An exact copy of all the data is required, with pictures left out.

### THE INPUT
○ ○ ○ ○

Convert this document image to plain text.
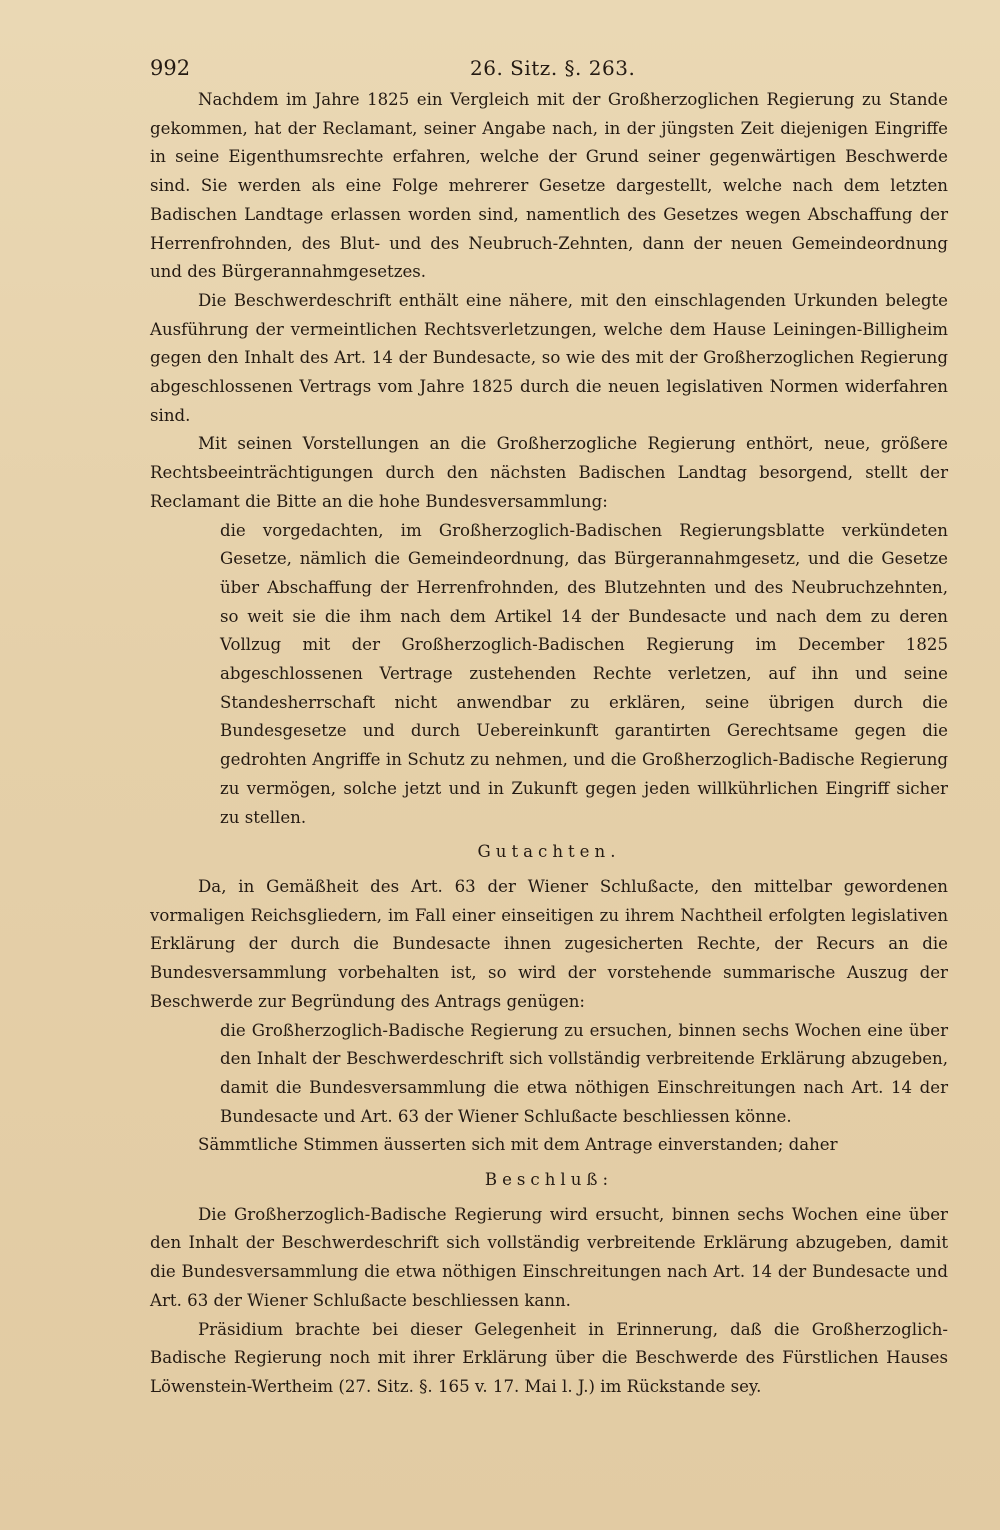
992	26. Sitz. §. 263.

Nachdem im Jahre 1825 ein Vergleich mit der Großherzoglichen Regierung zu Stande gekommen, hat der Reclamant, seiner Angabe nach, in der jüngsten Zeit diejenigen Eingriffe in seine Eigenthumsrechte erfahren, welche der Grund seiner gegenwärtigen Beschwerde sind. Sie werden als eine Folge mehrerer Gesetze dargestellt, welche nach dem letzten Badischen Landtage erlassen worden sind, namentlich des Gesetzes wegen Abschaffung der Herrenfrohnden, des Blut- und des Neubruch-Zehnten, dann der neuen Gemeindeordnung und des Bürgerannahmgesetzes.

Die Beschwerdeschrift enthält eine nähere, mit den einschlagenden Urkunden belegte Ausführung der vermeintlichen Rechtsverletzungen, welche dem Hause Leiningen-Billigheim gegen den Inhalt des Art. 14 der Bundesacte, so wie des mit der Großherzoglichen Regierung abgeschlossenen Vertrags vom Jahre 1825 durch die neuen legislativen Normen widerfahren sind.

Mit seinen Vorstellungen an die Großherzogliche Regierung enthört, neue, größere Rechtsbeeinträchtigungen durch den nächsten Badischen Landtag besorgend, stellt der Reclamant die Bitte an die hohe Bundesversammlung:

die vorgedachten, im Großherzoglich-Badischen Regierungsblatte verkündeten Gesetze, nämlich die Gemeindeordnung, das Bürgerannahmgesetz, und die Gesetze über Abschaffung der Herrenfrohnden, des Blutzehnten und des Neubruchzehnten, so weit sie die ihm nach dem Artikel 14 der Bundesacte und nach dem zu deren Vollzug mit der Großherzoglich-Badischen Regierung im December 1825 abgeschlossenen Vertrage zustehenden Rechte verletzen, auf ihn und seine Standesherrschaft nicht anwendbar zu erklären, seine übrigen durch die Bundesgesetze und durch Uebereinkunft garantirten Gerechtsame gegen die gedrohten Angriffe in Schutz zu nehmen, und die Großherzoglich-Badische Regierung zu vermögen, solche jetzt und in Zukunft gegen jeden willkührlichen Eingriff sicher zu stellen.

Gutachten.

Da, in Gemäßheit des Art. 63 der Wiener Schlußacte, den mittelbar gewordenen vormaligen Reichsgliedern, im Fall einer einseitigen zu ihrem Nachtheil erfolgten legislativen Erklärung der durch die Bundesacte ihnen zugesicherten Rechte, der Recurs an die Bundesversammlung vorbehalten ist, so wird der vorstehende summarische Auszug der Beschwerde zur Begründung des Antrags genügen:

die Großherzoglich-Badische Regierung zu ersuchen, binnen sechs Wochen eine über den Inhalt der Beschwerdeschrift sich vollständig verbreitende Erklärung abzugeben, damit die Bundesversammlung die etwa nöthigen Einschreitungen nach Art. 14 der Bundesacte und Art. 63 der Wiener Schlußacte beschliessen könne.

Sämmtliche Stimmen äusserten sich mit dem Antrage einverstanden; daher

Beschluß:

Die Großherzoglich-Badische Regierung wird ersucht, binnen sechs Wochen eine über den Inhalt der Beschwerdeschrift sich vollständig verbreitende Erklärung abzugeben, damit die Bundesversammlung die etwa nöthigen Einschreitungen nach Art. 14 der Bundesacte und Art. 63 der Wiener Schlußacte beschliessen kann.

Präsidium brachte bei dieser Gelegenheit in Erinnerung, daß die Großherzoglich-Badische Regierung noch mit ihrer Erklärung über die Beschwerde des Fürstlichen Hauses Löwenstein-Wertheim (27. Sitz. §. 165 v. 17. Mai l. J.) im Rückstande sey.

○ ○ ○ ○

### ANSWER FOR THE TASK
Convert this document image to plain text.
992	26. Sitz. §. 263.

Nachdem im Jahre 1825 ein Vergleich mit der Großherzoglichen Regierung zu Stande gekommen, hat der Reclamant, seiner Angabe nach, in der jüngsten Zeit diejenigen Eingriffe in seine Eigenthumsrechte erfahren, welche der Grund seiner gegenwärtigen Beschwerde sind. Sie werden als eine Folge mehrerer Gesetze dargestellt, welche nach dem letzten Badischen Landtage erlassen worden sind, namentlich des Gesetzes wegen Abschaffung der Herrenfrohnden, des Blut- und des Neubruch-Zehnten, dann der neuen Gemeindeordnung und des Bürgerannahmgesetzes.

Die Beschwerdeschrift enthält eine nähere, mit den einschlagenden Urkunden belegte Ausführung der vermeintlichen Rechtsverletzungen, welche dem Hause Leiningen-Billigheim gegen den Inhalt des Art. 14 der Bundesacte, so wie des mit der Großherzoglichen Regierung abgeschlossenen Vertrags vom Jahre 1825 durch die neuen legislativen Normen widerfahren sind.

Mit seinen Vorstellungen an die Großherzogliche Regierung enthört, neue, größere Rechtsbeeinträchtigungen durch den nächsten Badischen Landtag besorgend, stellt der Reclamant die Bitte an die hohe Bundesversammlung:

die vorgedachten, im Großherzoglich-Badischen Regierungsblatte verkündeten Gesetze, nämlich die Gemeindeordnung, das Bürgerannahmgesetz, und die Gesetze über Abschaffung der Herrenfrohnden, des Blutzehnten und des Neubruchzehnten, so weit sie die ihm nach dem Artikel 14 der Bundesacte und nach dem zu deren Vollzug mit der Großherzoglich-Badischen Regierung im December 1825 abgeschlossenen Vertrage zustehenden Rechte verletzen, auf ihn und seine Standesherrschaft nicht anwendbar zu erklären, seine übrigen durch die Bundesgesetze und durch Uebereinkunft garantirten Gerechtsame gegen die gedrohten Angriffe in Schutz zu nehmen, und die Großherzoglich-Badische Regierung zu vermögen, solche jetzt und in Zukunft gegen jeden willkührlichen Eingriff sicher zu stellen.

Gutachten.

Da, in Gemäßheit des Art. 63 der Wiener Schlußacte, den mittelbar gewordenen vormaligen Reichsgliedern, im Fall einer einseitigen zu ihrem Nachtheil erfolgten legislativen Erklärung der durch die Bundesacte ihnen zugesicherten Rechte, der Recurs an die Bundesversammlung vorbehalten ist, so wird der vorstehende summarische Auszug der Beschwerde zur Begründung des Antrags genügen:

die Großherzoglich-Badische Regierung zu ersuchen, binnen sechs Wochen eine über den Inhalt der Beschwerdeschrift sich vollständig verbreitende Erklärung abzugeben, damit die Bundesversammlung die etwa nöthigen Einschreitungen nach Art. 14 der Bundesacte und Art. 63 der Wiener Schlußacte beschliessen könne.

Sämmtliche Stimmen äusserten sich mit dem Antrage einverstanden; daher

Beschluß:

Die Großherzoglich-Badische Regierung wird ersucht, binnen sechs Wochen eine über den Inhalt der Beschwerdeschrift sich vollständig verbreitende Erklärung abzugeben, damit die Bundesversammlung die etwa nöthigen Einschreitungen nach Art. 14 der Bundesacte und Art. 63 der Wiener Schlußacte beschliessen kann.

Präsidium brachte bei dieser Gelegenheit in Erinnerung, daß die Großherzoglich-Badische Regierung noch mit ihrer Erklärung über die Beschwerde des Fürstlichen Hauses Löwenstein-Wertheim (27. Sitz. §. 165 v. 17. Mai l. J.) im Rückstande sey.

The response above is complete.